--- Start of RECORD EXCERPTS ---

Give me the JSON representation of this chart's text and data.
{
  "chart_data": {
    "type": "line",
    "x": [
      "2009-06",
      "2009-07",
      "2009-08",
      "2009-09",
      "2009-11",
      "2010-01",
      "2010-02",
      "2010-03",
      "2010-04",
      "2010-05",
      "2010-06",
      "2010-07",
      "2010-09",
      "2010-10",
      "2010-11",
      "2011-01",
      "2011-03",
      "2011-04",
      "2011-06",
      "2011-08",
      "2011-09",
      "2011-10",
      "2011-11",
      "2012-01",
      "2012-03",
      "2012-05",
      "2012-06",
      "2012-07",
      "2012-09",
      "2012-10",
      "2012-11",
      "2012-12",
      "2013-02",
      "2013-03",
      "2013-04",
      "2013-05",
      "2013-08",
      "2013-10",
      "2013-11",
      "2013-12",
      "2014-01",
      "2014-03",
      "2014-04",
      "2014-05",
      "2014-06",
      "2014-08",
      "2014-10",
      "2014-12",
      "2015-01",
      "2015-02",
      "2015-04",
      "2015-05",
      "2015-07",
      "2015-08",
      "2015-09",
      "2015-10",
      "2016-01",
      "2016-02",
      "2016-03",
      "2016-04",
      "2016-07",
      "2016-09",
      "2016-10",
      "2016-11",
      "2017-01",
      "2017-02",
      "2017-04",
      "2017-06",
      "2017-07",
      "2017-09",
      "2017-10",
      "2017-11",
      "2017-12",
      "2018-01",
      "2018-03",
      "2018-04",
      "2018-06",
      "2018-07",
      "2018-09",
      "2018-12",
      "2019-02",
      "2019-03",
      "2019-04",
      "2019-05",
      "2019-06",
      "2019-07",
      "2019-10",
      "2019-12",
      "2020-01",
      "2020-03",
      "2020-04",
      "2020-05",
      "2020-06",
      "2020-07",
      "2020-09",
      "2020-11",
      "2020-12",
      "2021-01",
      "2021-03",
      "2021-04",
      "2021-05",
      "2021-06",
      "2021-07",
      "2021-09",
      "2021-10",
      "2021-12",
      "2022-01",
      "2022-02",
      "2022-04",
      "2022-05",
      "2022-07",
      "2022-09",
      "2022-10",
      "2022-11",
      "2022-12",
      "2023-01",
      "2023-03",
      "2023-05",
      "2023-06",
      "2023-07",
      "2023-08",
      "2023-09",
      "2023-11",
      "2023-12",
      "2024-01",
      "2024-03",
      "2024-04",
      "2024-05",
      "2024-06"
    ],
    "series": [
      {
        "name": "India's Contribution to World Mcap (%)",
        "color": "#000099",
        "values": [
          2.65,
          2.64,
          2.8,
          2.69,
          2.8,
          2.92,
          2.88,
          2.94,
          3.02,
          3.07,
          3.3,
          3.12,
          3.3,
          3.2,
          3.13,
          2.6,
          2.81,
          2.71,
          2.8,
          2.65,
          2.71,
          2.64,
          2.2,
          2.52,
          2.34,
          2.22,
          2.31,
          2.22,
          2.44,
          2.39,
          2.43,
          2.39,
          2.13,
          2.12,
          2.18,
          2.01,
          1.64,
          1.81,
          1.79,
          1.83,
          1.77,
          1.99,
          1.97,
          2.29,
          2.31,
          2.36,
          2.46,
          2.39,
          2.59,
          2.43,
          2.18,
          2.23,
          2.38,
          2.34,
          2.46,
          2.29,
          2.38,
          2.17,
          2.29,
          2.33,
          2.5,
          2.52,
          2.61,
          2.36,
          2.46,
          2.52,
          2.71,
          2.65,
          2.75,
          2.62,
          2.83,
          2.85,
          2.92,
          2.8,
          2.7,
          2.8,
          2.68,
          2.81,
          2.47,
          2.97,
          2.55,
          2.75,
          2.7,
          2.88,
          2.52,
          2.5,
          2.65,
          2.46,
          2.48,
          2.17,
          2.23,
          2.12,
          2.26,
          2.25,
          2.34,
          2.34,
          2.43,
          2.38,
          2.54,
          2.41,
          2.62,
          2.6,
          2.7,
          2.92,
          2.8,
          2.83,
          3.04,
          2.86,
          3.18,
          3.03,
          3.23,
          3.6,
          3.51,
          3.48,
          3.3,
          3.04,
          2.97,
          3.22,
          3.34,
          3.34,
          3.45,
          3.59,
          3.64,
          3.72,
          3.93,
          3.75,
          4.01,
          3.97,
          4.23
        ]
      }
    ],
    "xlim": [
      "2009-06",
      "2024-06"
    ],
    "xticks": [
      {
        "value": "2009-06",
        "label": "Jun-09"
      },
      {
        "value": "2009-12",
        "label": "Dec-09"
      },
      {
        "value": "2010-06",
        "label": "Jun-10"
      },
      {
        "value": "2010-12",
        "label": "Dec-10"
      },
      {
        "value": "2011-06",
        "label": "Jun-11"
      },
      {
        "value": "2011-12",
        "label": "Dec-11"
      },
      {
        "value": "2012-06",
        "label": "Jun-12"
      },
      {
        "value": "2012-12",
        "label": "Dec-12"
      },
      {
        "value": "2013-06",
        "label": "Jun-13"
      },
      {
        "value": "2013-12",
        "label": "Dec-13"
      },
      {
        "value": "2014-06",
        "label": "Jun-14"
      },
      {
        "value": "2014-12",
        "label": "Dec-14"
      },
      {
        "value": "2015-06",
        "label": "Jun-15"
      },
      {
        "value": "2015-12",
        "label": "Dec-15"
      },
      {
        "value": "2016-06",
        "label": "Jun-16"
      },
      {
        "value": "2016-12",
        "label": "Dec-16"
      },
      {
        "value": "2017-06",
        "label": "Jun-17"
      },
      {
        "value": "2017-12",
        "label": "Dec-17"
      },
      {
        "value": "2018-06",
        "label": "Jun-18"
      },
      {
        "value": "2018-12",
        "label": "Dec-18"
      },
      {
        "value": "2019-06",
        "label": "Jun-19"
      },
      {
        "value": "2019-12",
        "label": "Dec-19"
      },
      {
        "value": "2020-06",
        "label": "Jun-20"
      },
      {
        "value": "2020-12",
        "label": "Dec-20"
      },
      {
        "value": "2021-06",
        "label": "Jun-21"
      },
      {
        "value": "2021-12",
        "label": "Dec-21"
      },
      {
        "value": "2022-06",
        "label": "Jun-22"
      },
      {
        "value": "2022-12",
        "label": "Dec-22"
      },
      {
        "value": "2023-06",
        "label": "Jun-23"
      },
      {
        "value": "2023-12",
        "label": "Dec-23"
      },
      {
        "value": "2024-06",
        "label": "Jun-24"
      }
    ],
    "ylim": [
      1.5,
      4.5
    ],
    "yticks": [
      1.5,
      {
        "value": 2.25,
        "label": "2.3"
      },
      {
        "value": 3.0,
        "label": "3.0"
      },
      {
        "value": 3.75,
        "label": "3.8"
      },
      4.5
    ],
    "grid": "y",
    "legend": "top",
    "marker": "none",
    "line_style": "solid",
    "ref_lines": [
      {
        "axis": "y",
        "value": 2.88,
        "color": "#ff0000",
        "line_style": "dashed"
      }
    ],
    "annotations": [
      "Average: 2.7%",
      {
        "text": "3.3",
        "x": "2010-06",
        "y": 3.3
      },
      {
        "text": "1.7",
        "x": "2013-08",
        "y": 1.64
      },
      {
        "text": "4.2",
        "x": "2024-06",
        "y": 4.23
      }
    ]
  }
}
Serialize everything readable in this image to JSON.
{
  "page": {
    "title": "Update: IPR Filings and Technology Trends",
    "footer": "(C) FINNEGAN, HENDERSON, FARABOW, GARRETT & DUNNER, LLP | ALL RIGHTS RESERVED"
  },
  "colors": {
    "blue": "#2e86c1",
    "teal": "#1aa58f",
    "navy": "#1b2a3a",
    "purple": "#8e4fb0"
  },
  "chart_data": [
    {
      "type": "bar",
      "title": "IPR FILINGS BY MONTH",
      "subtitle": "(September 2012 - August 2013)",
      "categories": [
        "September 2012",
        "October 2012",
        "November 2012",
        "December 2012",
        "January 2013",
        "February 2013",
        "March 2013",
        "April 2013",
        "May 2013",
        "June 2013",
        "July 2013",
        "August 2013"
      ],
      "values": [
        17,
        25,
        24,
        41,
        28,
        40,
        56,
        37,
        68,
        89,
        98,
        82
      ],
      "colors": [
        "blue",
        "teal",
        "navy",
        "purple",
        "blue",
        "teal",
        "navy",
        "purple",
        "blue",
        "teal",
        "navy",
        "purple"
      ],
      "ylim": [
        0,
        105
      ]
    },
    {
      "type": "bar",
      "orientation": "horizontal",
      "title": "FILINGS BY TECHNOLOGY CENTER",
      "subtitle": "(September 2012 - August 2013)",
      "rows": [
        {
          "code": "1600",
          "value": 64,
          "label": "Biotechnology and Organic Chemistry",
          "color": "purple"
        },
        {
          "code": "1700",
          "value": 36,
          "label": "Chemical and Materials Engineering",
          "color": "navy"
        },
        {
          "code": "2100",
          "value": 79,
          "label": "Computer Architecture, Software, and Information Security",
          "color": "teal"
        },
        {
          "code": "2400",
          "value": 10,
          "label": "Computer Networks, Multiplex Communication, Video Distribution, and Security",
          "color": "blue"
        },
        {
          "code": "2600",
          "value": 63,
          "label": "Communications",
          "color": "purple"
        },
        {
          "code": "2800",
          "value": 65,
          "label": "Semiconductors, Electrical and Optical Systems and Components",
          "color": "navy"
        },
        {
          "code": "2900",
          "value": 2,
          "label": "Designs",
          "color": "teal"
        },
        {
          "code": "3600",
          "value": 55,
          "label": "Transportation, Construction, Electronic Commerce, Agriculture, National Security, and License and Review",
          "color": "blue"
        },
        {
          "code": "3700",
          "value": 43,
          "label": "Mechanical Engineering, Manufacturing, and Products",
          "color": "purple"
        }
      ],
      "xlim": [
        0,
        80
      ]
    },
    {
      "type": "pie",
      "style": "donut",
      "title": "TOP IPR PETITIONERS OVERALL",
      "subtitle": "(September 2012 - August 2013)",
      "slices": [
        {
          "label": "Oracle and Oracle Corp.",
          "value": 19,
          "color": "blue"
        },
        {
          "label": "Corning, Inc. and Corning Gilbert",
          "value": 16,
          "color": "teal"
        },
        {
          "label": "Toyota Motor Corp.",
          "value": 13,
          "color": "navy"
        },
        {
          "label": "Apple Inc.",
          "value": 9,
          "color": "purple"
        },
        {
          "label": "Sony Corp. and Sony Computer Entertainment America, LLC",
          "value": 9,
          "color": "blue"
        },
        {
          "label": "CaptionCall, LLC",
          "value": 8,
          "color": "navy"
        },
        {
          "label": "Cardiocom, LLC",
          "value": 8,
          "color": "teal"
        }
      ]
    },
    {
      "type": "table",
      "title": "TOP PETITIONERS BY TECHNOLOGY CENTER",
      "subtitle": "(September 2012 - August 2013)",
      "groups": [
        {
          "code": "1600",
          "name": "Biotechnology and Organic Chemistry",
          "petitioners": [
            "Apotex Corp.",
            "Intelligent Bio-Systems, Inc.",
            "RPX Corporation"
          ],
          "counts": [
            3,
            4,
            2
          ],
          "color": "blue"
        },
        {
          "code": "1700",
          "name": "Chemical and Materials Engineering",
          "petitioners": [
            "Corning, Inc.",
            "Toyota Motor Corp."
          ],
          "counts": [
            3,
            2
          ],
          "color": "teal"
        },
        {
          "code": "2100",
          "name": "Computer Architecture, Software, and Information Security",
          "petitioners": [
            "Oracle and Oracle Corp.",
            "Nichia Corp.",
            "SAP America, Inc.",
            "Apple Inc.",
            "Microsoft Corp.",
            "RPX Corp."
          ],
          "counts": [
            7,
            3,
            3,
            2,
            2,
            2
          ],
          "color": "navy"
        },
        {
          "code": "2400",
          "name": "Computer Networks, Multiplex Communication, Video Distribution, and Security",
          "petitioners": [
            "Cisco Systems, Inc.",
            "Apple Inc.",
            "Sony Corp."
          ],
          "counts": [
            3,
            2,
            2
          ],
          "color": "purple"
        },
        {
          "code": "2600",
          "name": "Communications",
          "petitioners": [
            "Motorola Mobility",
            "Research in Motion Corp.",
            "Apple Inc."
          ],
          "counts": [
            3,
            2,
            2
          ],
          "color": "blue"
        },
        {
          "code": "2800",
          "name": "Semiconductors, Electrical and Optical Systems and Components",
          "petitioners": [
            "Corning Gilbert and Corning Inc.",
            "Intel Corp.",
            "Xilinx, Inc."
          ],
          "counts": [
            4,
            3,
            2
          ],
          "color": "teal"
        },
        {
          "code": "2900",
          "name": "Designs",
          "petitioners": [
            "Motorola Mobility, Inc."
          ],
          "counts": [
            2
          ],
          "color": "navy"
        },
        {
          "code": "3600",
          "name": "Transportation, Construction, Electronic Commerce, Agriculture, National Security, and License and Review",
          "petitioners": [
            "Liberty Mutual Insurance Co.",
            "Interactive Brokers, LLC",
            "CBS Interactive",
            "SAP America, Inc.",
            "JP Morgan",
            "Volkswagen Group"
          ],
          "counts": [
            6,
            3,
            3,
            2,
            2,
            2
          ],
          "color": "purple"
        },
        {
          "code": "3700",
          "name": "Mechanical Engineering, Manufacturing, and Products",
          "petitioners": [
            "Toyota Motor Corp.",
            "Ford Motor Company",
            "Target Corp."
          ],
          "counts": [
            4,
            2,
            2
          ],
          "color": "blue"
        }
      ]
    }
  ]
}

--- End of RECORD EXCERPTS ---

**WHAT YOU HAVE TO DO**
Filter the listing for the word "Information" and copy every line that holds it.

**FULL ANSWER**
          "label": "Computer Architecture, Software, and Information Security",
          "name": "Computer Architecture, Software, and Information Security",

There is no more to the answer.